Given instruction
Search the material for the string "active" and copy each line where it occurs.

Collected data entries
— START —

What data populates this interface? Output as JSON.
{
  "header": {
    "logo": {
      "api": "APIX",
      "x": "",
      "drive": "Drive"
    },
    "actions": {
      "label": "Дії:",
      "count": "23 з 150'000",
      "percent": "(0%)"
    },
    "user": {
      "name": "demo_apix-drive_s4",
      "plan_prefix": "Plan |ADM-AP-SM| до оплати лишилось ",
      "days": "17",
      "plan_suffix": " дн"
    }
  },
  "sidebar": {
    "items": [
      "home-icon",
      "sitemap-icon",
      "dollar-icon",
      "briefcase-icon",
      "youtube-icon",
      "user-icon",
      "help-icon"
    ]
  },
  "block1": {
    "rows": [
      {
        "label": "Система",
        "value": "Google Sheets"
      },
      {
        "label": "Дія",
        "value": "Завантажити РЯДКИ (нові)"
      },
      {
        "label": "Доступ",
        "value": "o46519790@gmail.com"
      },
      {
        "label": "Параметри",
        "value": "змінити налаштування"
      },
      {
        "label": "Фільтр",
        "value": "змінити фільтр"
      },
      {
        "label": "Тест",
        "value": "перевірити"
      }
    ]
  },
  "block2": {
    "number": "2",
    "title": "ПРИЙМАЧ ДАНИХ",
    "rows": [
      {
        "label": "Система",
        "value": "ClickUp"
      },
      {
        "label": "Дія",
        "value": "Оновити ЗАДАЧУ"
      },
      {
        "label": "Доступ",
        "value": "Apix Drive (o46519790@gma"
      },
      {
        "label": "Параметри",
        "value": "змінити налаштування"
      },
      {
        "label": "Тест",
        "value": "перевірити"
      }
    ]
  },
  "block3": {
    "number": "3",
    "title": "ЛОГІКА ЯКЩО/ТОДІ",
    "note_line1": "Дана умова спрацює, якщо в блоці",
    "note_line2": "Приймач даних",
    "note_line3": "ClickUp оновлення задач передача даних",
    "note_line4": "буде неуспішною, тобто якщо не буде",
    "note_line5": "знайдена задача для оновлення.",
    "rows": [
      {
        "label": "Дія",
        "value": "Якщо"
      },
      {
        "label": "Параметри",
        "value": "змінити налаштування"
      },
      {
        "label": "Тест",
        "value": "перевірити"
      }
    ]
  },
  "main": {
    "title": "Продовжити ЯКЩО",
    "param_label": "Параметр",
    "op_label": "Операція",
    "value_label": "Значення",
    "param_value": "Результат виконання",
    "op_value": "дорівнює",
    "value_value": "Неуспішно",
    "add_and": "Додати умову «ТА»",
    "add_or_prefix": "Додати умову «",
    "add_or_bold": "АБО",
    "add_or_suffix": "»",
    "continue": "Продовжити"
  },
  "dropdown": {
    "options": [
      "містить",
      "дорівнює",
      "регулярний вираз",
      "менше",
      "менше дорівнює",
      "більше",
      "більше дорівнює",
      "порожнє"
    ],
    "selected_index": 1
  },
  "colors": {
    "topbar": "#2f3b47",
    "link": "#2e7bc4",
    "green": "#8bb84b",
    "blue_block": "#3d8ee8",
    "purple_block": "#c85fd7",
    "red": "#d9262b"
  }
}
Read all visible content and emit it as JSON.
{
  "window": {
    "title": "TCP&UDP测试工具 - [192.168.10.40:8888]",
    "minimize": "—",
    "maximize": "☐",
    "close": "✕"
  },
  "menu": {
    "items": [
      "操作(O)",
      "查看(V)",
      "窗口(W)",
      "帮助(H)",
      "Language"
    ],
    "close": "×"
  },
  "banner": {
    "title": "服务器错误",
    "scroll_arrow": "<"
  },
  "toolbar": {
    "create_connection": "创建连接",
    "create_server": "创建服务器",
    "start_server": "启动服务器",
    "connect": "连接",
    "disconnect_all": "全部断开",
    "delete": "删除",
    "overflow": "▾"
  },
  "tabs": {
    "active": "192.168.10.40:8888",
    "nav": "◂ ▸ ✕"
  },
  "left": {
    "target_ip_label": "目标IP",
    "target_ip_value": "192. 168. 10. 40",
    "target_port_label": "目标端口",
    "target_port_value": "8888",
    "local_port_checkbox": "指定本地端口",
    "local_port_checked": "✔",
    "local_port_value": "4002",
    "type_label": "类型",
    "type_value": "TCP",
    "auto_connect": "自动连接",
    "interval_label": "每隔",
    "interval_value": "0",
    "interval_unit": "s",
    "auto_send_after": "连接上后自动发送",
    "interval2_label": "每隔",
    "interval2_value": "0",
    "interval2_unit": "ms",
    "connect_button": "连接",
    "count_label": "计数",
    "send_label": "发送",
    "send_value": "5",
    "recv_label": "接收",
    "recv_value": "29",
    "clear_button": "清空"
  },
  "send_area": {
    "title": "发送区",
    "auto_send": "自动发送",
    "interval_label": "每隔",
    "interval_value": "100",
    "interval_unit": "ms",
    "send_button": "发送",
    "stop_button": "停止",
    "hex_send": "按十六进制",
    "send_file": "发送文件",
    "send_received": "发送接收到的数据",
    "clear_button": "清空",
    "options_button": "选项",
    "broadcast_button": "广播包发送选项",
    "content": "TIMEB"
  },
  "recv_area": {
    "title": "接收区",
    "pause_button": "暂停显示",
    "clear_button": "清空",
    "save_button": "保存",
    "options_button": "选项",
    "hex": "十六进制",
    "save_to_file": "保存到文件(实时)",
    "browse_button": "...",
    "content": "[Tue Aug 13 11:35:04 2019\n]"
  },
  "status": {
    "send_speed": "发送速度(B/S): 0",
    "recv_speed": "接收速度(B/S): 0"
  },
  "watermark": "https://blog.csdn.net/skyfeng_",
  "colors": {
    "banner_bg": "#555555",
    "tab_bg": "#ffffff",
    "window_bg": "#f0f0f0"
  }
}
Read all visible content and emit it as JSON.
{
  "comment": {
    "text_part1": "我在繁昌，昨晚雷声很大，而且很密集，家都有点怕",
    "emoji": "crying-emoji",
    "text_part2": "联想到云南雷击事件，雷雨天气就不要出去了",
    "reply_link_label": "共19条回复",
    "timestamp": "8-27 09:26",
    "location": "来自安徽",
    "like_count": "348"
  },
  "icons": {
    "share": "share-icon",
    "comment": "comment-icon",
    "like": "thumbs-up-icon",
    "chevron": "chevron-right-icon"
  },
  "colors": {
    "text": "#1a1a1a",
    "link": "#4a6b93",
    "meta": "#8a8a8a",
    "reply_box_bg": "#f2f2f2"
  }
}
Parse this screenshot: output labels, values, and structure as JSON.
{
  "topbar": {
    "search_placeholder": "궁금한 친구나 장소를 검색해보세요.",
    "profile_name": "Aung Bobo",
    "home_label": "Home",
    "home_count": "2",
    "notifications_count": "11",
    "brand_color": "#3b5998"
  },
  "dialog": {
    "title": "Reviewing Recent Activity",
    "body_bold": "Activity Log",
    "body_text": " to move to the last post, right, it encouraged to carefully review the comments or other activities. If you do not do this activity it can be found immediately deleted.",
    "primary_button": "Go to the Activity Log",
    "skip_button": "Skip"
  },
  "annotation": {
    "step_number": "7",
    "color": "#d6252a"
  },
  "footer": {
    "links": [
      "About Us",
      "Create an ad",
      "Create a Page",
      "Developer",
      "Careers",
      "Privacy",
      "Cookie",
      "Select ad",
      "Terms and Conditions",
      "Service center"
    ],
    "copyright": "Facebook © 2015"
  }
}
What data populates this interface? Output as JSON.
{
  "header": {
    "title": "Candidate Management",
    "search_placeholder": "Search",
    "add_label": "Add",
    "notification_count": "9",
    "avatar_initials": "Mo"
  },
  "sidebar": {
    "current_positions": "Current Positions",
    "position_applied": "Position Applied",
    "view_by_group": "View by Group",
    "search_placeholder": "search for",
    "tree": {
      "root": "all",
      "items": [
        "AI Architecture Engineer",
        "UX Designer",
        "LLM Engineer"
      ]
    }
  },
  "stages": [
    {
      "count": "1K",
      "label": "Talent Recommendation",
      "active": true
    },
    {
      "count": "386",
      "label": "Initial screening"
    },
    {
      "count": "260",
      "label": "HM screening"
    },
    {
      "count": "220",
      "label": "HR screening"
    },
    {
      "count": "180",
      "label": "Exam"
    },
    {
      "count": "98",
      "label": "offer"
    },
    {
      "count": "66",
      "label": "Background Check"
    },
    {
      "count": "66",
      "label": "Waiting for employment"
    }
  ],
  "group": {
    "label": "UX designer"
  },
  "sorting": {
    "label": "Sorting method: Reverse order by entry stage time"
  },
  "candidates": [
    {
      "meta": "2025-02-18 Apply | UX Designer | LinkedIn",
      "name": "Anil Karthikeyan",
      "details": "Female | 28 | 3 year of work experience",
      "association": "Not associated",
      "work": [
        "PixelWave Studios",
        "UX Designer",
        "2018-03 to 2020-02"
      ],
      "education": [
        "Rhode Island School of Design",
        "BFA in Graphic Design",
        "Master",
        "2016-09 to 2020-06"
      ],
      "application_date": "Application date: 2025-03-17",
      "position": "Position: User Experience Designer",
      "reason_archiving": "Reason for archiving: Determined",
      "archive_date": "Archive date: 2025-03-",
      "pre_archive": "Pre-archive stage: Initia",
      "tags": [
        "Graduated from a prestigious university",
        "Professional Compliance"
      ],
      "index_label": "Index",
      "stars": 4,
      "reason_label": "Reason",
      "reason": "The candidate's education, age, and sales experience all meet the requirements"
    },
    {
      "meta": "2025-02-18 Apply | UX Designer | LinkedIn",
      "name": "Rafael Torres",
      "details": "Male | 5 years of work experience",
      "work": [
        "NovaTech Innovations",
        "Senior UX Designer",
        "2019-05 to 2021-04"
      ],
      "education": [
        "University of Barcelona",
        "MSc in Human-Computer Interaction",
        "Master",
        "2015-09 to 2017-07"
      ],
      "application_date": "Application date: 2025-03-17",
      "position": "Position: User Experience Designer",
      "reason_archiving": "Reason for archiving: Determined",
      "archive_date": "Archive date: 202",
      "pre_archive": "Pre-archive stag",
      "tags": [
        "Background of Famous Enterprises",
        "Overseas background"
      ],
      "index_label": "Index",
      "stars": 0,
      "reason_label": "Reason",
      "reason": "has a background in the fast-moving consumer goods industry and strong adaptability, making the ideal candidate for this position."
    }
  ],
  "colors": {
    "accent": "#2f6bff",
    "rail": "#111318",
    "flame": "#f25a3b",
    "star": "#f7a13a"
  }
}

— END —

Expected answer
    "active": "192.168.10.40:8888",
      "active": true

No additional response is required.